::: RECORDS SHOWN :::

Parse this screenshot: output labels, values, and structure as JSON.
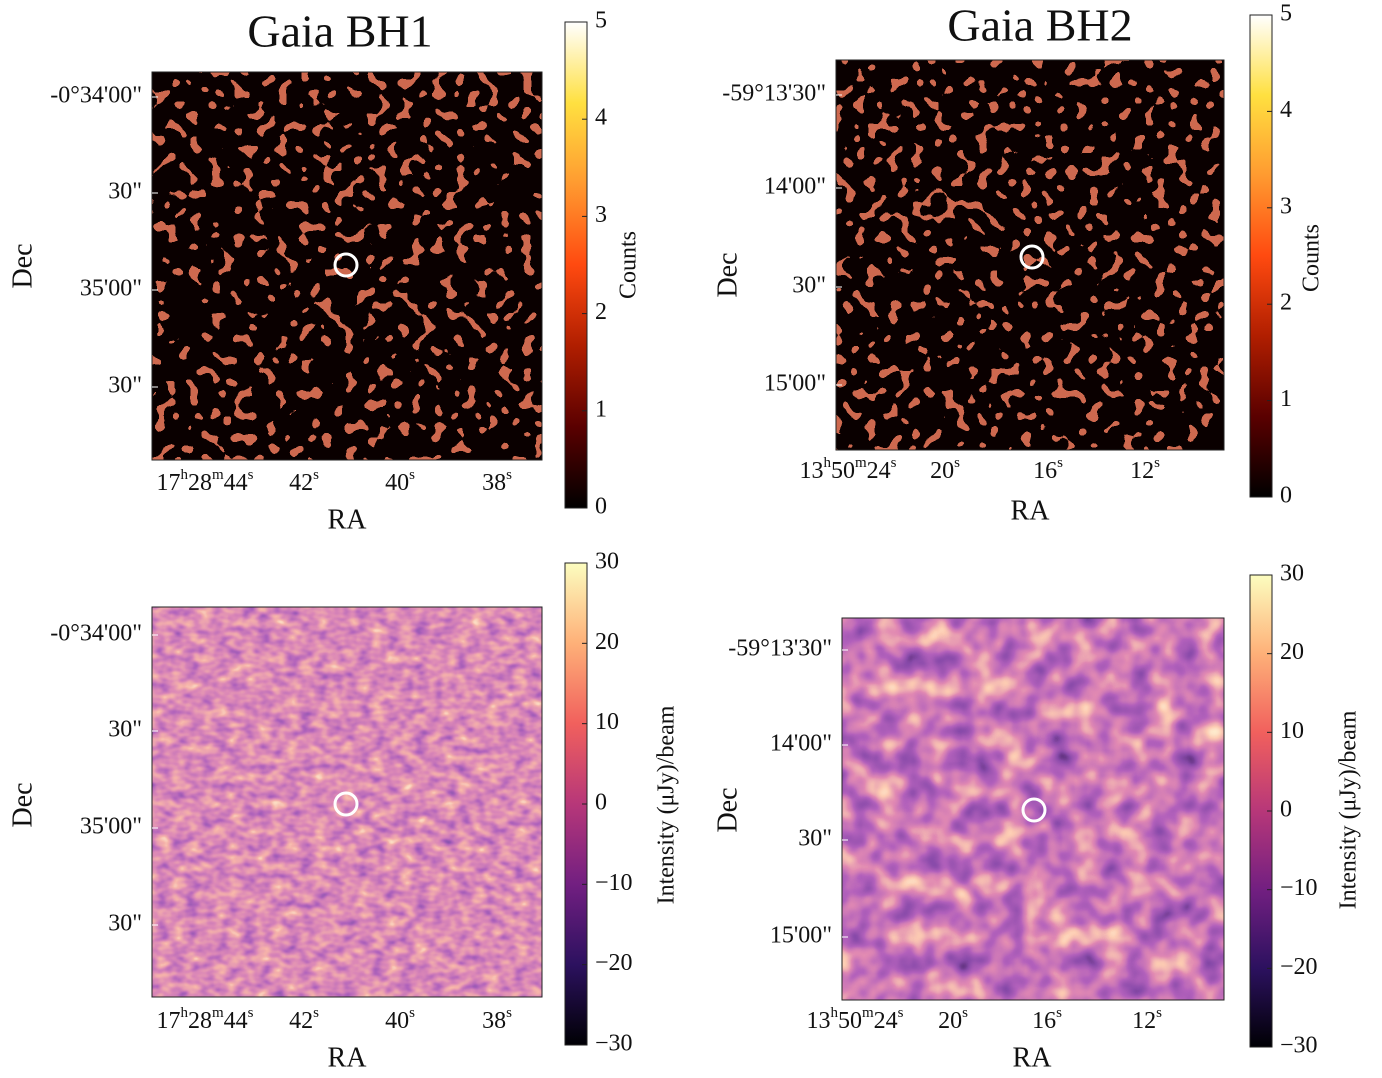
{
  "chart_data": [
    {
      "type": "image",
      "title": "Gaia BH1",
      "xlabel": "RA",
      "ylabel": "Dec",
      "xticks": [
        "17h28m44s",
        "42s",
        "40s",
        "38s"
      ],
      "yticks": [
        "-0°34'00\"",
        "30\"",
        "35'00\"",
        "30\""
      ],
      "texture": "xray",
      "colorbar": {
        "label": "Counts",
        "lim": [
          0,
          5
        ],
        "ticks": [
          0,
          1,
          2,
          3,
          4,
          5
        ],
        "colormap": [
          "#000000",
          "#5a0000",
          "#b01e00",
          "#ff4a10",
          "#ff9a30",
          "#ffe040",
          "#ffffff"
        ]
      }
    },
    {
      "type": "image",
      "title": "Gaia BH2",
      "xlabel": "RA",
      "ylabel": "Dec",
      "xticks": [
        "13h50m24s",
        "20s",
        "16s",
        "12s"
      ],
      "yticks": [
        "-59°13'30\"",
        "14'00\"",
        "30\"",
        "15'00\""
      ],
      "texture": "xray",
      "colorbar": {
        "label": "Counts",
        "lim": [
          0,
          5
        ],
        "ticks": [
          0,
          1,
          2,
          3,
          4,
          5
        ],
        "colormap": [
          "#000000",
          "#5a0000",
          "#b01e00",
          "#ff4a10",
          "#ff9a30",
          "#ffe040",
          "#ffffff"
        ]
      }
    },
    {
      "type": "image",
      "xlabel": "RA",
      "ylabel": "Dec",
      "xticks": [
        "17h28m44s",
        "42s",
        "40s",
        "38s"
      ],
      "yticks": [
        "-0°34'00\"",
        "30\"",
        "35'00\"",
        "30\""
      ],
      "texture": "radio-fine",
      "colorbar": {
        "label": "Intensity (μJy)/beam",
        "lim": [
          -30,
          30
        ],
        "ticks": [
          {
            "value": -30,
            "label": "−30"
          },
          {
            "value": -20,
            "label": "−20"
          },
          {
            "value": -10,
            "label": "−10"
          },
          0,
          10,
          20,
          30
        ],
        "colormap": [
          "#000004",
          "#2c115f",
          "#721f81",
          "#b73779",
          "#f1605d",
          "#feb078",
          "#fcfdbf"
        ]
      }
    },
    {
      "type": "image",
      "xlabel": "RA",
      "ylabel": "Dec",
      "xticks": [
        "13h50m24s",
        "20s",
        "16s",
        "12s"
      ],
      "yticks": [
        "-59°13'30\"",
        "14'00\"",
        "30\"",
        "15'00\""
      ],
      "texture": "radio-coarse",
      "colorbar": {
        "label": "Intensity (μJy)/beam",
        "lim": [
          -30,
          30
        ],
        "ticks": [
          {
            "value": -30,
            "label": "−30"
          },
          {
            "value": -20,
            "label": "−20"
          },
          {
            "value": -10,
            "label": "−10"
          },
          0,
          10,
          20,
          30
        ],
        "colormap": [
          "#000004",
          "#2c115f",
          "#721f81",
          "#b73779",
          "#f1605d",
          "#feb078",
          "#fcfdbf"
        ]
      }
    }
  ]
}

:::

• STATED GOAL: For each line in the data above that contains the string "texture", extract the line.

• FINISHED EXERCISE:
      "texture": "xray",
      "texture": "xray",
      "texture": "radio-fine",
      "texture": "radio-coarse",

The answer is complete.